§ EXERCISE TASK 1
According to the Hydro-Estimator text below, why are satellite rainfall estimates valuable? Answer in one to three sentences.
§ EXERCISE TASK 2
Render this sentence from the Hydro-Estimator text below in Spanish: "The Hydro-Estimator (H-E; Scofield and Kuligowski 2003) is the current-generation operational algorithm at NESDIS and has been used since 2002."
§ EXERCISE TASK 3
Extend the Hydro-Estimator text below by writing what might come after its final sentence.

§ TEXT PROVIDED
The Hydro-Estimator (H-E) uses infrared (IR) data from NOAA's Geostationary Operational Environmental Satellites (GOES) to estimate rainfall rates. Estimates of rainfall from satellites can provide critical rainfall information in regions where data from gauges or radar are unavailable or unreliable, such as over oceans or sparsely populated regions.

Satellite-based estimates of rainfall have been used operationally at NOAA / NESDIS since the late 1970's, starting with the largely manual Interactive Flash Flood Analyzer (IFFA; Scofield 1987), and then progressing to the fully automated Auto-Estimator (Vicente et al. 1998). The Hydro-Estimator (H-E; Scofield and Kuligowski 2003) is the current-generation operational algorithm at NESDIS and has been used since 2002.

Estimates are produced routinely every 15 minutes for the continental United States, and are also produced for the rest of the world using available geostationary data over Europe, Africa, and western Asia (METEOSAT), and eastern Asia (MTSAT).

(Dataset items)
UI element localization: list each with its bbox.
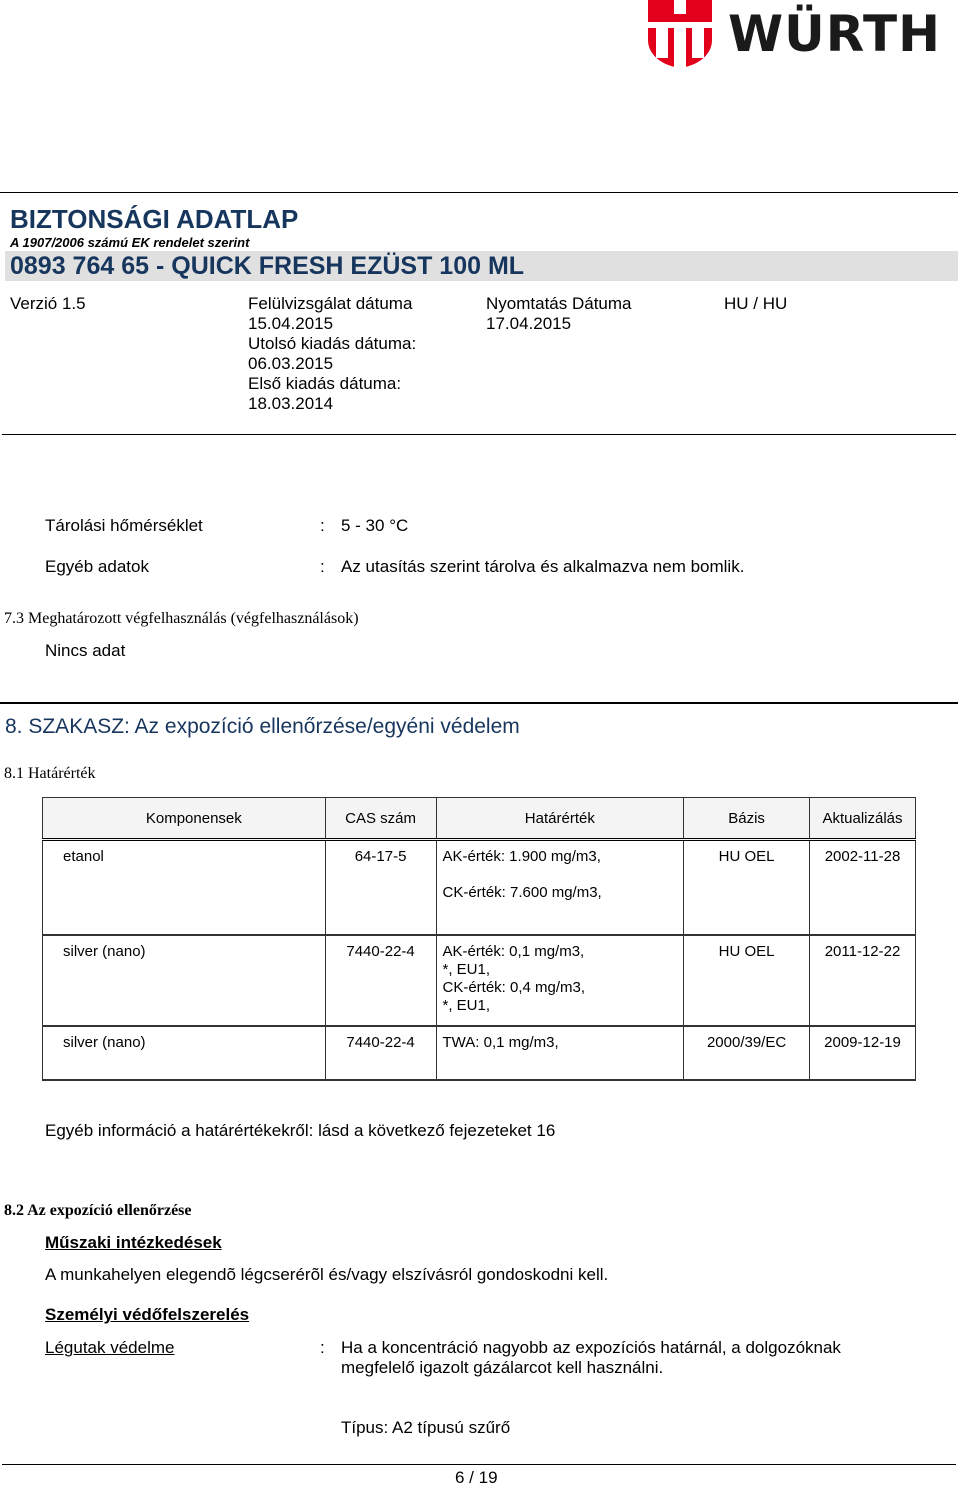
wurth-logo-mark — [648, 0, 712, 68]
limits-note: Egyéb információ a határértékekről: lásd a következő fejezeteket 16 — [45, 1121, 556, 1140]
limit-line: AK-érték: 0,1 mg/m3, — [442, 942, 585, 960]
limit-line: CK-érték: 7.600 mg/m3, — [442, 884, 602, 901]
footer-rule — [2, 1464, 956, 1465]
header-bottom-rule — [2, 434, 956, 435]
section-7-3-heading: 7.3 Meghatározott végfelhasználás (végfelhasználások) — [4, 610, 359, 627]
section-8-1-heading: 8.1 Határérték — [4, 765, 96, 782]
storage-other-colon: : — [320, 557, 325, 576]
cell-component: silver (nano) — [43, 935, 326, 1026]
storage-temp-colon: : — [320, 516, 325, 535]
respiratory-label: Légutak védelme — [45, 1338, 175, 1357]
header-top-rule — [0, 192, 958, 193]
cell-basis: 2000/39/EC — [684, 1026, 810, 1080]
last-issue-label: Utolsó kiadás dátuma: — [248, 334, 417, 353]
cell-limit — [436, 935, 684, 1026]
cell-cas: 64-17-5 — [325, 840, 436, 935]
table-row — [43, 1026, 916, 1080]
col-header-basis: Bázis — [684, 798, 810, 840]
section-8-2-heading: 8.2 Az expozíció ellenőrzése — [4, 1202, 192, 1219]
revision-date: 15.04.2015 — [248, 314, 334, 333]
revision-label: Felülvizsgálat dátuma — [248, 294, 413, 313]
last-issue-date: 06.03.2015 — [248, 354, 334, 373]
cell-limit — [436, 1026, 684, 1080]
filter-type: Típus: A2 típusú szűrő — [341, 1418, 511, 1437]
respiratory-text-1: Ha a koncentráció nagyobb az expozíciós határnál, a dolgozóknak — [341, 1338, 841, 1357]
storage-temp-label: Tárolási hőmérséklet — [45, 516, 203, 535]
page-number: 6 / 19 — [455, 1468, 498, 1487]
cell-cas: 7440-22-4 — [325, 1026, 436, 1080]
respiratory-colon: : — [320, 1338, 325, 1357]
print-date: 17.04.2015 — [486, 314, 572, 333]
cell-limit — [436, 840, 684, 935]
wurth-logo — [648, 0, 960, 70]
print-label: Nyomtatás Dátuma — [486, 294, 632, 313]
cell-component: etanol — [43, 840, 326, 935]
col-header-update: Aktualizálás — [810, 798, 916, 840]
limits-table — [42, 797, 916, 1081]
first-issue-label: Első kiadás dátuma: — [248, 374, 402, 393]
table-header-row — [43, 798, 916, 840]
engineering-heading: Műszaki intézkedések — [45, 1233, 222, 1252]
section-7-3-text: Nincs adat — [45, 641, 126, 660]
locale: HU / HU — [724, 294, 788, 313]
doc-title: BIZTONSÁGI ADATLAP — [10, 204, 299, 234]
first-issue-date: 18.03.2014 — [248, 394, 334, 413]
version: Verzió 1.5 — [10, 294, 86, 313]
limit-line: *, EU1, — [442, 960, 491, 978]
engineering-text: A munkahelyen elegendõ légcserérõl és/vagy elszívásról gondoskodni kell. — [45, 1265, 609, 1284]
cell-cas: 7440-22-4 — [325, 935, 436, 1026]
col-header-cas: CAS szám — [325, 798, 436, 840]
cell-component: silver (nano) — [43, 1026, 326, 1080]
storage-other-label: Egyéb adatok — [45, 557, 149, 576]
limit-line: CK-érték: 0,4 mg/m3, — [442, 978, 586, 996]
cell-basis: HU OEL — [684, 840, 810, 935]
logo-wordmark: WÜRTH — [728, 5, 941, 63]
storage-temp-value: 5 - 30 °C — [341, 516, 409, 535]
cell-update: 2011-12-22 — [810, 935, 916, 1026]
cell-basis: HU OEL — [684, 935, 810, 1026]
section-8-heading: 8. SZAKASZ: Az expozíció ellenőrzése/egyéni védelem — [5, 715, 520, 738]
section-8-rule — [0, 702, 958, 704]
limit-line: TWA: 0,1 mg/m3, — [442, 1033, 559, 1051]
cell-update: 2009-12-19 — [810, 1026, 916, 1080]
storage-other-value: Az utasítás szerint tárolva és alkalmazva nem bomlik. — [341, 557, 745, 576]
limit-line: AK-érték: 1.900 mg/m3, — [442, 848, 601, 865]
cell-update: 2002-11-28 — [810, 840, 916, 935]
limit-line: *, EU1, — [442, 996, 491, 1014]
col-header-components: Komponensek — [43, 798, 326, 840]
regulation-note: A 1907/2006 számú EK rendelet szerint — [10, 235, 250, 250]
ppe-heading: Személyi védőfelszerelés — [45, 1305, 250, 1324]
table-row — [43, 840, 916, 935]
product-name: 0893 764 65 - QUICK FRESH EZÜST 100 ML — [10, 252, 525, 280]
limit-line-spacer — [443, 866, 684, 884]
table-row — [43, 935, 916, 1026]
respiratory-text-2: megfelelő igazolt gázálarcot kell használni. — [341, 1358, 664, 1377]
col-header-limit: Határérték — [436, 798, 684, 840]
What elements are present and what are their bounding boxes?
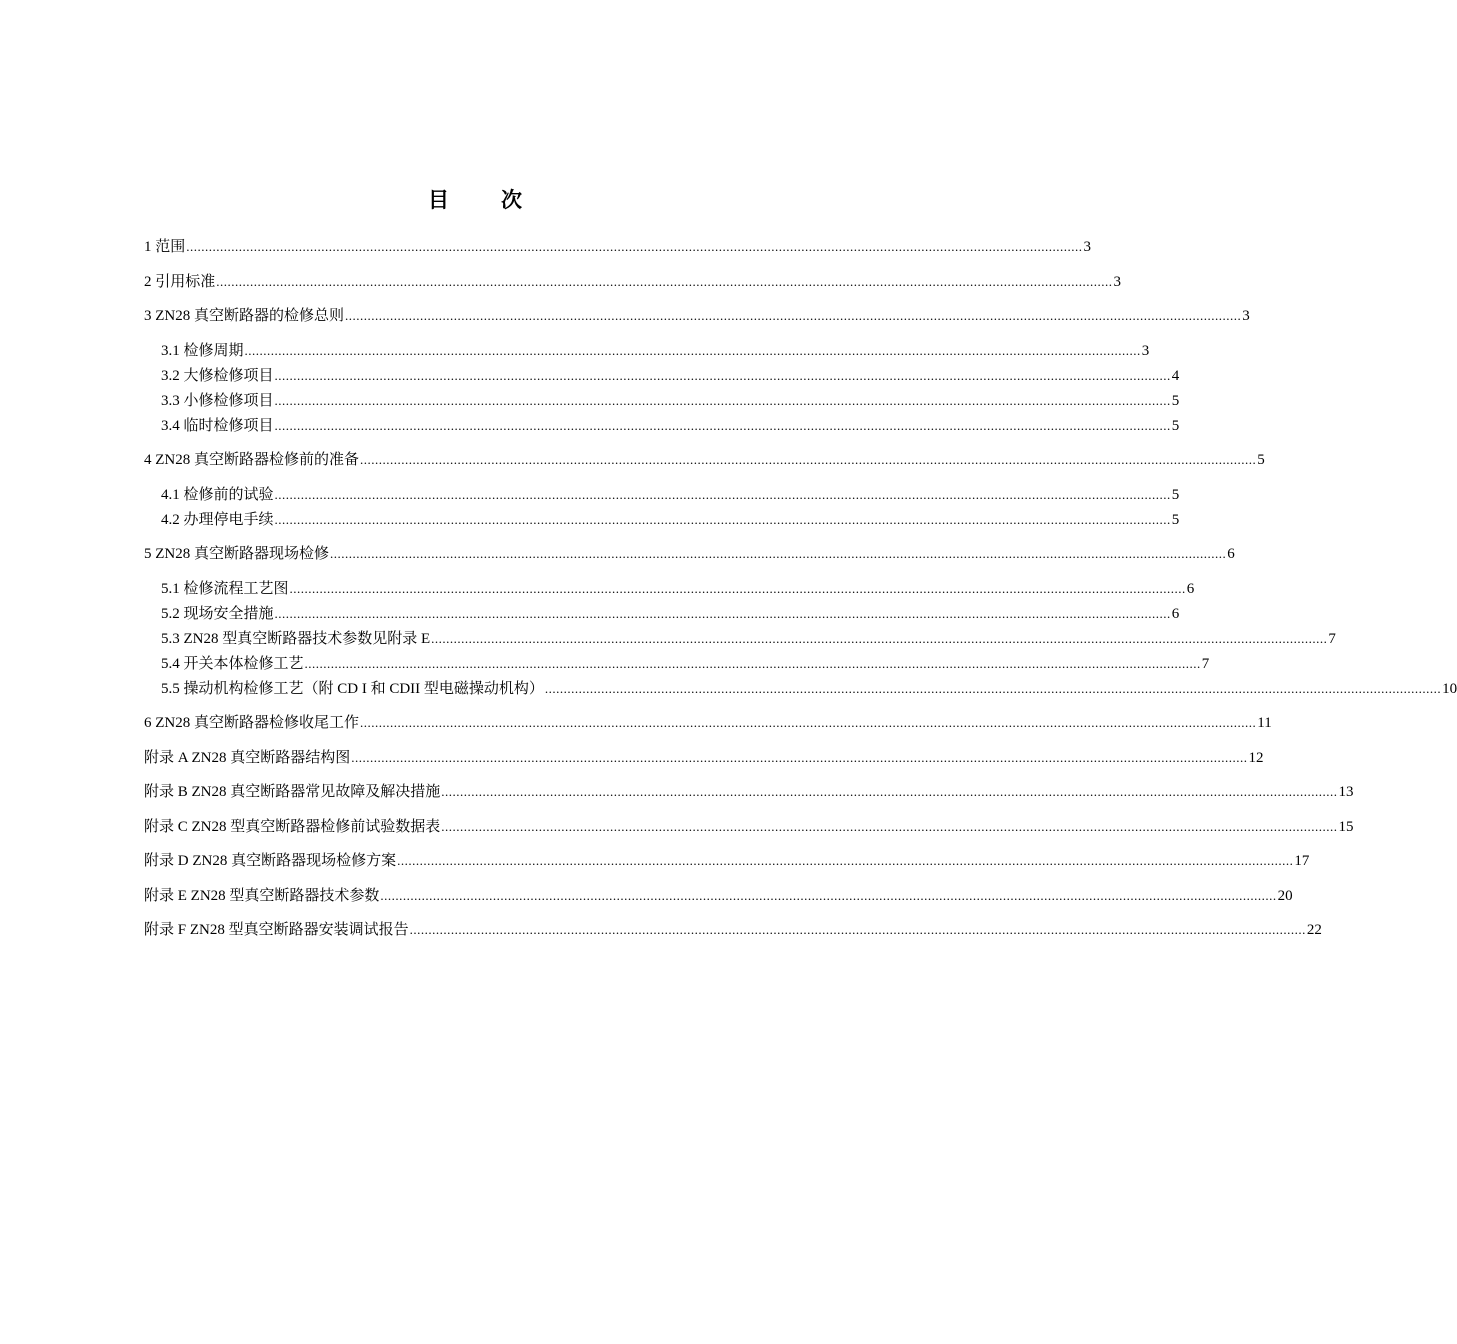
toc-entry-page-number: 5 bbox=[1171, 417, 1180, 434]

§ TASK RESPONSE 1
Satellite estimates can give critical rainfall information where data from gauges or radar are unavailable or unreliable. Examples include areas over oceans and sparsely populated regions.

§ TASK RESPONSE 2
El Hydro-Estimator (H-E; Scofield y Kuligowski 2003) es el algoritmo operativo de generación actual en NESDIS y se utiliza desde 2002.

§ TASK RESPONSE 3
Details on the algorithm, which also uses data from numerical weather prediction models to correct for evaporation of raindrops, topographic influence on rainfall, and other factors, can be found at the "Technique Description" link and also in Scofield and Kuligowski (2003).


Scofield, R. A., 1987: The NESDIS operational convective precipitation estimation technique. Mon. Wea. Rev., 115, 1773-1792.

Scofield, R. A., and R. J. Kuligowski, 2003: Status and outlook of operational satellite precipitation algorithms for extreme-precipitation events. Mon. Wea. Rev., 18, 1037-1051.

Vicente, G. A., R. A. Scofield, and W. P. Menzel, 1998: The operational GOES infrared rainfall estimation technique. Bull. Amer. Meteor. Soc., 79, 1883- 1898.